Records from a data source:
- - - - - - -

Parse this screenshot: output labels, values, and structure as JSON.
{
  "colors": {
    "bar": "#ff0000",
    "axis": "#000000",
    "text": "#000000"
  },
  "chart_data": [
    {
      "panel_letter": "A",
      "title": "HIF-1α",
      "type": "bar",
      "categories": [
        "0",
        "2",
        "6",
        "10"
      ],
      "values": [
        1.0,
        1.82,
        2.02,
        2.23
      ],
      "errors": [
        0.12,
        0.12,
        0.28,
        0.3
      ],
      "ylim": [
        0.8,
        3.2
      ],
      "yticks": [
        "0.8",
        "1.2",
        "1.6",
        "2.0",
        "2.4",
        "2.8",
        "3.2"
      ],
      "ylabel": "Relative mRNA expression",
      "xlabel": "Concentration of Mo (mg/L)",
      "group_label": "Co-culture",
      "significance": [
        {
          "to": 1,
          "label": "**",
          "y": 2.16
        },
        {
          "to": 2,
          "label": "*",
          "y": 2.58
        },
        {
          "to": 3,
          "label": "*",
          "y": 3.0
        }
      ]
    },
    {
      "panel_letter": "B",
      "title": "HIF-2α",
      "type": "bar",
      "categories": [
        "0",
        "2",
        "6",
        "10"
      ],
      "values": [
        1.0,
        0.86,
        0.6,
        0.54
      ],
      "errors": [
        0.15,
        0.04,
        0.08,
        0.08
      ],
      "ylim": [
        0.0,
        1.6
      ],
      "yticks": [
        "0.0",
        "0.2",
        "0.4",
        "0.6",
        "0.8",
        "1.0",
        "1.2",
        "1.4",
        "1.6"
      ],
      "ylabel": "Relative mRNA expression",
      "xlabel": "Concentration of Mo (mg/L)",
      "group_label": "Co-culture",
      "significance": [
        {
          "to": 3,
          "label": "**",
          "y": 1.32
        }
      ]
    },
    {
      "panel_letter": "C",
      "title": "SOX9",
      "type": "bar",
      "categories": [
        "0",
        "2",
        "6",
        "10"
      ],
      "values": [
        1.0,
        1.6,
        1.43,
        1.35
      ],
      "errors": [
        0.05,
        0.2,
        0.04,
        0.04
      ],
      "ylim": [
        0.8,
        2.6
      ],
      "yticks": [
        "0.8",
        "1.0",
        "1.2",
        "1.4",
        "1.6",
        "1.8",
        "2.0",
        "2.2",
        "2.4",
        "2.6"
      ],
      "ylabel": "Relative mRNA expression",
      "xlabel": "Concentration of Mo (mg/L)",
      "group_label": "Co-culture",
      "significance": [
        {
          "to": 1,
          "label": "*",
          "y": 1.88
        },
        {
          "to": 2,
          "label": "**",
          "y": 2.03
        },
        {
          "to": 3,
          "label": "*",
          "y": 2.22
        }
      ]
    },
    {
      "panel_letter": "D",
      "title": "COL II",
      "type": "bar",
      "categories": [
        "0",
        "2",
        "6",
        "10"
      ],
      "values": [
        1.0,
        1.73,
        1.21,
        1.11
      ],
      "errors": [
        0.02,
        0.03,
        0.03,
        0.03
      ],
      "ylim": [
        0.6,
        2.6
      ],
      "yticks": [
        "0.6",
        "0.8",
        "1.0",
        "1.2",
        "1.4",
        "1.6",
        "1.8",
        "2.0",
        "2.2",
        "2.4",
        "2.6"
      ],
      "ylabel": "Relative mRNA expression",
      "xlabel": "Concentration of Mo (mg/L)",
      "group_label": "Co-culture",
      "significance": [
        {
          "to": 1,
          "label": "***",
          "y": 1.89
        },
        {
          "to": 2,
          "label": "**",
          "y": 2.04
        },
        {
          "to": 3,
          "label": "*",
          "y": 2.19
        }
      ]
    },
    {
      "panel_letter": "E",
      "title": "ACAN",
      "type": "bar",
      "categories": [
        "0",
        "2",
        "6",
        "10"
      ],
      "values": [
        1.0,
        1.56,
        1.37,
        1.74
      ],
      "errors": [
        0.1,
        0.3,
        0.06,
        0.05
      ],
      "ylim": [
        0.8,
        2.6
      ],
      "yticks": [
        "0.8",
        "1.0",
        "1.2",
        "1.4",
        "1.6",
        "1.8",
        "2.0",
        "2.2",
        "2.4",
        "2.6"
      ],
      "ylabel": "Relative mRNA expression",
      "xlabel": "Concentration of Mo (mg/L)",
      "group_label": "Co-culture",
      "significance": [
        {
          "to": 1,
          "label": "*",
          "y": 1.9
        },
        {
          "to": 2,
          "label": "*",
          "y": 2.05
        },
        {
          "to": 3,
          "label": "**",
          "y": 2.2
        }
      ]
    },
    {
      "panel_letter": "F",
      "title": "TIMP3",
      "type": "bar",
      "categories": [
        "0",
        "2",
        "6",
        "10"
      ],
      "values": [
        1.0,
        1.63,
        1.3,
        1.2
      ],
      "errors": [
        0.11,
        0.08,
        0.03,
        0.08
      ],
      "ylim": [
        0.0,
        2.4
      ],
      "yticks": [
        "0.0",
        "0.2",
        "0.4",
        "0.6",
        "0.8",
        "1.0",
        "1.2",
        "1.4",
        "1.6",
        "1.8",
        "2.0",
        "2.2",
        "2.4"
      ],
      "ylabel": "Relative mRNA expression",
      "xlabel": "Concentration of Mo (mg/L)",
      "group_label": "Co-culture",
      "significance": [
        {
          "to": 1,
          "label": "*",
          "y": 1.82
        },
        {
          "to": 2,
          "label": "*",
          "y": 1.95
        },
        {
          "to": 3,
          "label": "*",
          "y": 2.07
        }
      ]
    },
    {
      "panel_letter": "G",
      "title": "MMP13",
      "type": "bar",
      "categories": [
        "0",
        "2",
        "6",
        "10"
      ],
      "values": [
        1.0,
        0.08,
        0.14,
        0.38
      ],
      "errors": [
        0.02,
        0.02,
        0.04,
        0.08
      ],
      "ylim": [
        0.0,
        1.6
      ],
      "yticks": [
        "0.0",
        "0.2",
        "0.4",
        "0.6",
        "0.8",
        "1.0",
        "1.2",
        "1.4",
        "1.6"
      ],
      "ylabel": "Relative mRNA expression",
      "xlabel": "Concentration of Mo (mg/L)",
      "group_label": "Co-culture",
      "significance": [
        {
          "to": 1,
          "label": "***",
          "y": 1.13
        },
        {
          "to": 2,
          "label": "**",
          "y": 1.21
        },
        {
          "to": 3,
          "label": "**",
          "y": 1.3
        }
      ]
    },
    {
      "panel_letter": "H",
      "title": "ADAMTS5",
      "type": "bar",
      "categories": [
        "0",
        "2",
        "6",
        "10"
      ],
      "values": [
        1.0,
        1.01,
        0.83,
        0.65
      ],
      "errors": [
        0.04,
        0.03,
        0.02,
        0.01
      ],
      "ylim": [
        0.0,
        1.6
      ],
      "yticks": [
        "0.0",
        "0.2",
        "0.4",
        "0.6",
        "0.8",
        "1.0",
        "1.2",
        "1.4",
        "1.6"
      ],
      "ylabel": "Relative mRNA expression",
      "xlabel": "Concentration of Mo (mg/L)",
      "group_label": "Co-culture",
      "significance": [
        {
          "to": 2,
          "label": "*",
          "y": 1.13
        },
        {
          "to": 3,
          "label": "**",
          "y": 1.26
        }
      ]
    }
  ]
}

- - - - - - -

TASK REQUIREMENTS: Show the lines from the data above that contain the string "title".

REPLY TO THE TASK:
      "title": "HIF-1α",
      "title": "HIF-2α",
      "title": "SOX9",
      "title": "COL II",
      "title": "ACAN",
      "title": "TIMP3",
      "title": "MMP13",
      "title": "ADAMTS5",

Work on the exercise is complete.